Saved entries:
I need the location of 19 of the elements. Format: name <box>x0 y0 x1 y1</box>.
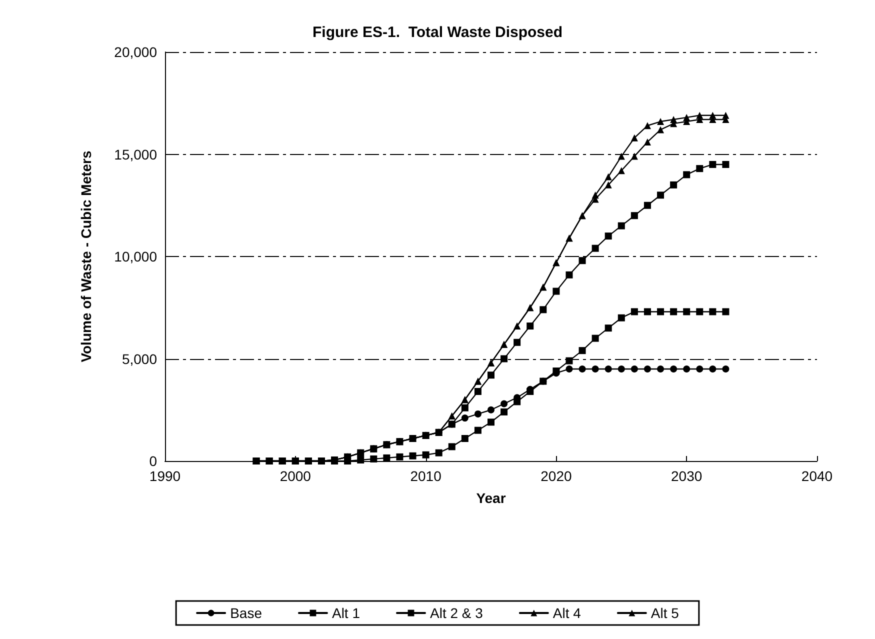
x-tick-label: 2020 <box>540 468 572 484</box>
legend-label: Alt 5 <box>650 605 680 621</box>
y-tick-label: 0 <box>149 453 158 469</box>
x-tick-label: 2040 <box>801 468 833 484</box>
x-tick-label: 2030 <box>671 468 702 484</box>
x-tick-label: 2010 <box>410 468 442 484</box>
x-tick-label: 1990 <box>149 468 181 484</box>
legend-label: Alt 1 <box>332 605 360 621</box>
x-tick-label: 2000 <box>280 468 312 484</box>
y-tick-label: 20,000 <box>114 44 158 60</box>
y-tick-label: 15,000 <box>114 146 158 162</box>
y-axis-title: Volume of Waste - Cubic Meters <box>78 150 94 362</box>
x-axis-title: Year <box>476 490 506 506</box>
legend-label: Alt 4 <box>552 605 582 621</box>
chart-title: Figure ES-1. Total Waste Disposed <box>312 24 563 41</box>
y-tick-label: 10,000 <box>114 248 158 264</box>
legend-label: Alt 2 & 3 <box>430 605 484 621</box>
y-tick-label: 5,000 <box>122 350 158 367</box>
legend-label: Base <box>230 605 262 621</box>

__BRIEF__: Output every line of the data above unchanged, leaving out the pictures.

__SOLVED PROBLEM__:
I need the location of 19 of the elements. Format: name <box>x0 y0 x1 y1</box>.
x-tick-label: 2020 <box>540 468 572 484</box>
legend-label: Alt 5 <box>650 605 680 621</box>
y-tick-label: 0 <box>149 453 158 469</box>
x-tick-label: 2040 <box>801 468 833 484</box>
x-tick-label: 2030 <box>671 468 702 484</box>
x-tick-label: 2010 <box>410 468 442 484</box>
x-tick-label: 1990 <box>149 468 181 484</box>
legend-label: Alt 1 <box>332 605 360 621</box>
x-tick-label: 2000 <box>280 468 312 484</box>
y-tick-label: 20,000 <box>114 44 158 60</box>
y-tick-label: 15,000 <box>114 146 158 162</box>
y-axis-title: Volume of Waste - Cubic Meters <box>78 150 94 362</box>
x-axis-title: Year <box>476 490 506 506</box>
legend-label: Alt 4 <box>552 605 582 621</box>
chart-title: Figure ES-1. Total Waste Disposed <box>312 24 563 41</box>
y-tick-label: 10,000 <box>114 248 158 264</box>
legend-label: Alt 2 & 3 <box>430 605 484 621</box>
y-tick-label: 5,000 <box>122 350 158 367</box>
legend-label: Base <box>230 605 262 621</box>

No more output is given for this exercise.